Revise the lines below, replacing every occurrence of "DNS Settings" with "Resolver Settings" and leaving everything else unchanged.

--- Begin ---

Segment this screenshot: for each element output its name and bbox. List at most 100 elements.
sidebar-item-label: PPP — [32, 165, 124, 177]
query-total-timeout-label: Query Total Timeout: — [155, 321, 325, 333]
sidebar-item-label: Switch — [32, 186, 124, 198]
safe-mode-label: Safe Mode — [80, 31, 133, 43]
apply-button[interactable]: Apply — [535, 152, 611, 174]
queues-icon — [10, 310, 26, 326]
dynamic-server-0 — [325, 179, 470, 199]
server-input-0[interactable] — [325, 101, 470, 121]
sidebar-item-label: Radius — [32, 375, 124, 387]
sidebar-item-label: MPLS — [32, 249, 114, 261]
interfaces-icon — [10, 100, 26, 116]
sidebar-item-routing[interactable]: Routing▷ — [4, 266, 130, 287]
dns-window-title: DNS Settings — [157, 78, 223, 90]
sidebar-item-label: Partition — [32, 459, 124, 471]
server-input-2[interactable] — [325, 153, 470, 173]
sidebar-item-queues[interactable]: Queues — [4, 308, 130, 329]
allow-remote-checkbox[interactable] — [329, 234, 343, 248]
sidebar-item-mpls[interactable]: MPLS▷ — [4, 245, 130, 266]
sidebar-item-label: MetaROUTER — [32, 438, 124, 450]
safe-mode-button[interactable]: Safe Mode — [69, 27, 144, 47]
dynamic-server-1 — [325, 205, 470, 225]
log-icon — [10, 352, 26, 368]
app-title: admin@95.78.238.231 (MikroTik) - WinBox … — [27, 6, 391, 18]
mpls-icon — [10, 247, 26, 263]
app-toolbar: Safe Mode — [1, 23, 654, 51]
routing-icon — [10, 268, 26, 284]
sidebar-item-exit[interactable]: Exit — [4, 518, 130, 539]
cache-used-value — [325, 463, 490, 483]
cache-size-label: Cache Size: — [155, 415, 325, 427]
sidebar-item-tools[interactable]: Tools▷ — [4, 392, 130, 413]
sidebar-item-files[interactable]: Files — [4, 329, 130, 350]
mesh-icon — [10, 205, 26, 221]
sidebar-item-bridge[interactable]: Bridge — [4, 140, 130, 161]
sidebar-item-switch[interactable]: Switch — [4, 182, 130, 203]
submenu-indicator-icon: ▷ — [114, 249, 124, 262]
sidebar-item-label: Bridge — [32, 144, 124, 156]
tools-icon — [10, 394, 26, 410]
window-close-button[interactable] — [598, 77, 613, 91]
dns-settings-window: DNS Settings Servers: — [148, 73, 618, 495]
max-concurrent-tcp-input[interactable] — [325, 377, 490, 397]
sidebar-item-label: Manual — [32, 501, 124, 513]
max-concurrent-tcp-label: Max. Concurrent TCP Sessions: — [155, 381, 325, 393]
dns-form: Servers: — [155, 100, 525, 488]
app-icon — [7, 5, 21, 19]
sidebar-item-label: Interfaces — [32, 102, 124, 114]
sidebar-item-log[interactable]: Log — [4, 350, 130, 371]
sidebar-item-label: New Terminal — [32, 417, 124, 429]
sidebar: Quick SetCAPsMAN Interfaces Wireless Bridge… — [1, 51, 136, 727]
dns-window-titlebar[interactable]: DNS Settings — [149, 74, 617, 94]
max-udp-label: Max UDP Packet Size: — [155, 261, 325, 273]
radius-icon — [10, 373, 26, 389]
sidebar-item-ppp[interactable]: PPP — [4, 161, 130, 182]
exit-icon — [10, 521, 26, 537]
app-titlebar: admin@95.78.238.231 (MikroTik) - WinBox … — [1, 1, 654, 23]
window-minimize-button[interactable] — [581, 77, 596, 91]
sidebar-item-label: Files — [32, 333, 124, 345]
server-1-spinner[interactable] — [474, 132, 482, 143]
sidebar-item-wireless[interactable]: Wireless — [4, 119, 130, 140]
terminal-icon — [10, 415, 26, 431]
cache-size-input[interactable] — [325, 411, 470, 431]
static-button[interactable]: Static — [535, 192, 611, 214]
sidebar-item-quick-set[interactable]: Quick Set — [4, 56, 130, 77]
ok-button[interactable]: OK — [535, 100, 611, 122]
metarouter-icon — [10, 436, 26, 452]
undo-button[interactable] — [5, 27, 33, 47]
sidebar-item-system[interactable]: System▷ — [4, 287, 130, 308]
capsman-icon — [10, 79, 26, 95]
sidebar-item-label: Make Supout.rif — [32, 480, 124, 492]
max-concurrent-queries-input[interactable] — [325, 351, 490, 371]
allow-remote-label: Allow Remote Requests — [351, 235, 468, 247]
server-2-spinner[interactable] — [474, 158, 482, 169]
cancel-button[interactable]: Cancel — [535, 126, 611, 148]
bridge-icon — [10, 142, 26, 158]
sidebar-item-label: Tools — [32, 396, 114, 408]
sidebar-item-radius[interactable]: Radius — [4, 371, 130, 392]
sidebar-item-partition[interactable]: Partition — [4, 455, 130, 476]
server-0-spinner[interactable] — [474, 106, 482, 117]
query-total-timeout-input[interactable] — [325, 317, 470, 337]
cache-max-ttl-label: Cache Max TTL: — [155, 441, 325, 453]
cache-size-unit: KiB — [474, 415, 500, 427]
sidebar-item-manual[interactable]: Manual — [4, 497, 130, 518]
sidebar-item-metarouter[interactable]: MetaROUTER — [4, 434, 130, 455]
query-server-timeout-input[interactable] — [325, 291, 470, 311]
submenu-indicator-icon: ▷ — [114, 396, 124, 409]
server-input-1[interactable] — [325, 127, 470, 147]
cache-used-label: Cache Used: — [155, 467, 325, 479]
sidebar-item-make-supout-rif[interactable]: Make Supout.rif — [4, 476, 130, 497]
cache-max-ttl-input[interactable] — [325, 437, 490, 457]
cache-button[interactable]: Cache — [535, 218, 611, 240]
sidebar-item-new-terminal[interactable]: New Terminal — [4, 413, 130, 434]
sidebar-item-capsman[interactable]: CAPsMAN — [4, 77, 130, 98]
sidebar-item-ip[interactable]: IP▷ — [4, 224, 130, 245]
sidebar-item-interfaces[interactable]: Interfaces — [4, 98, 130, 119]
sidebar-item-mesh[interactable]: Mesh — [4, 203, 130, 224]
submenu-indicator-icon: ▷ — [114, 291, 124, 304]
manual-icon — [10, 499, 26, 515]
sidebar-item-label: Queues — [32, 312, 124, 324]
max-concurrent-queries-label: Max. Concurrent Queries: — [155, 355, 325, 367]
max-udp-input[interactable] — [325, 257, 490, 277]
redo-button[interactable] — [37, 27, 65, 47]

--- End ---

Answer to the problem:
Segment this screenshot: for each element output its name and bbox. List at most 100 elements.
sidebar-item-label: PPP — [32, 165, 124, 177]
query-total-timeout-label: Query Total Timeout: — [155, 321, 325, 333]
sidebar-item-label: Switch — [32, 186, 124, 198]
safe-mode-label: Safe Mode — [80, 31, 133, 43]
apply-button[interactable]: Apply — [535, 152, 611, 174]
queues-icon — [10, 310, 26, 326]
dynamic-server-0 — [325, 179, 470, 199]
server-input-0[interactable] — [325, 101, 470, 121]
sidebar-item-label: Radius — [32, 375, 124, 387]
sidebar-item-label: MPLS — [32, 249, 114, 261]
interfaces-icon — [10, 100, 26, 116]
sidebar-item-routing[interactable]: Routing▷ — [4, 266, 130, 287]
dns-window-title: Resolver Settings — [157, 78, 223, 90]
sidebar-item-label: Partition — [32, 459, 124, 471]
server-input-2[interactable] — [325, 153, 470, 173]
sidebar-item-queues[interactable]: Queues — [4, 308, 130, 329]
allow-remote-checkbox[interactable] — [329, 234, 343, 248]
sidebar-item-mpls[interactable]: MPLS▷ — [4, 245, 130, 266]
sidebar-item-label: MetaROUTER — [32, 438, 124, 450]
safe-mode-button[interactable]: Safe Mode — [69, 27, 144, 47]
dynamic-server-1 — [325, 205, 470, 225]
log-icon — [10, 352, 26, 368]
app-title: admin@95.78.238.231 (MikroTik) - WinBox … — [27, 6, 391, 18]
mpls-icon — [10, 247, 26, 263]
app-toolbar: Safe Mode — [1, 23, 654, 51]
routing-icon — [10, 268, 26, 284]
sidebar-item-exit[interactable]: Exit — [4, 518, 130, 539]
cache-used-value — [325, 463, 490, 483]
cache-size-label: Cache Size: — [155, 415, 325, 427]
sidebar-item-tools[interactable]: Tools▷ — [4, 392, 130, 413]
sidebar-item-files[interactable]: Files — [4, 329, 130, 350]
mesh-icon — [10, 205, 26, 221]
sidebar-item-bridge[interactable]: Bridge — [4, 140, 130, 161]
sidebar-item-switch[interactable]: Switch — [4, 182, 130, 203]
submenu-indicator-icon: ▷ — [114, 249, 124, 262]
sidebar-item-label: Bridge — [32, 144, 124, 156]
tools-icon — [10, 394, 26, 410]
window-close-button[interactable] — [598, 77, 613, 91]
dns-settings-window: Resolver Settings Servers: — [148, 73, 618, 495]
max-concurrent-tcp-input[interactable] — [325, 377, 490, 397]
sidebar-item-label: Manual — [32, 501, 124, 513]
max-concurrent-tcp-label: Max. Concurrent TCP Sessions: — [155, 381, 325, 393]
dns-form: Servers: — [155, 100, 525, 488]
app-icon — [7, 5, 21, 19]
sidebar-item-label: Interfaces — [32, 102, 124, 114]
sidebar-item-log[interactable]: Log — [4, 350, 130, 371]
sidebar-item-label: New Terminal — [32, 417, 124, 429]
sidebar: Quick SetCAPsMAN Interfaces Wireless Bridge… — [1, 51, 136, 727]
dns-window-titlebar[interactable]: Resolver Settings — [149, 74, 617, 94]
max-udp-label: Max UDP Packet Size: — [155, 261, 325, 273]
radius-icon — [10, 373, 26, 389]
sidebar-item-ppp[interactable]: PPP — [4, 161, 130, 182]
exit-icon — [10, 521, 26, 537]
app-titlebar: admin@95.78.238.231 (MikroTik) - WinBox … — [1, 1, 654, 23]
window-minimize-button[interactable] — [581, 77, 596, 91]
sidebar-item-label: Files — [32, 333, 124, 345]
server-1-spinner[interactable] — [474, 132, 482, 143]
sidebar-item-wireless[interactable]: Wireless — [4, 119, 130, 140]
terminal-icon — [10, 415, 26, 431]
cache-size-input[interactable] — [325, 411, 470, 431]
static-button[interactable]: Static — [535, 192, 611, 214]
sidebar-item-quick-set[interactable]: Quick Set — [4, 56, 130, 77]
ok-button[interactable]: OK — [535, 100, 611, 122]
metarouter-icon — [10, 436, 26, 452]
undo-button[interactable] — [5, 27, 33, 47]
sidebar-item-system[interactable]: System▷ — [4, 287, 130, 308]
capsman-icon — [10, 79, 26, 95]
sidebar-item-label: Make Supout.rif — [32, 480, 124, 492]
max-concurrent-queries-input[interactable] — [325, 351, 490, 371]
allow-remote-label: Allow Remote Requests — [351, 235, 468, 247]
server-2-spinner[interactable] — [474, 158, 482, 169]
cancel-button[interactable]: Cancel — [535, 126, 611, 148]
bridge-icon — [10, 142, 26, 158]
sidebar-item-label: Tools — [32, 396, 114, 408]
sidebar-item-radius[interactable]: Radius — [4, 371, 130, 392]
sidebar-item-partition[interactable]: Partition — [4, 455, 130, 476]
server-0-spinner[interactable] — [474, 106, 482, 117]
query-total-timeout-input[interactable] — [325, 317, 470, 337]
cache-max-ttl-label: Cache Max TTL: — [155, 441, 325, 453]
cache-size-unit: KiB — [474, 415, 500, 427]
sidebar-item-manual[interactable]: Manual — [4, 497, 130, 518]
sidebar-item-metarouter[interactable]: MetaROUTER — [4, 434, 130, 455]
query-server-timeout-input[interactable] — [325, 291, 470, 311]
submenu-indicator-icon: ▷ — [114, 396, 124, 409]
server-input-1[interactable] — [325, 127, 470, 147]
cache-used-label: Cache Used: — [155, 467, 325, 479]
sidebar-item-make-supout-rif[interactable]: Make Supout.rif — [4, 476, 130, 497]
cache-max-ttl-input[interactable] — [325, 437, 490, 457]
cache-button[interactable]: Cache — [535, 218, 611, 240]
sidebar-item-new-terminal[interactable]: New Terminal — [4, 413, 130, 434]
sidebar-item-capsman[interactable]: CAPsMAN — [4, 77, 130, 98]
sidebar-item-ip[interactable]: IP▷ — [4, 224, 130, 245]
sidebar-item-interfaces[interactable]: Interfaces — [4, 98, 130, 119]
sidebar-item-mesh[interactable]: Mesh — [4, 203, 130, 224]
submenu-indicator-icon: ▷ — [114, 291, 124, 304]
manual-icon — [10, 499, 26, 515]
sidebar-item-label: Queues — [32, 312, 124, 324]
max-concurrent-queries-label: Max. Concurrent Queries: — [155, 355, 325, 367]
max-udp-input[interactable] — [325, 257, 490, 277]
redo-button[interactable] — [37, 27, 65, 47]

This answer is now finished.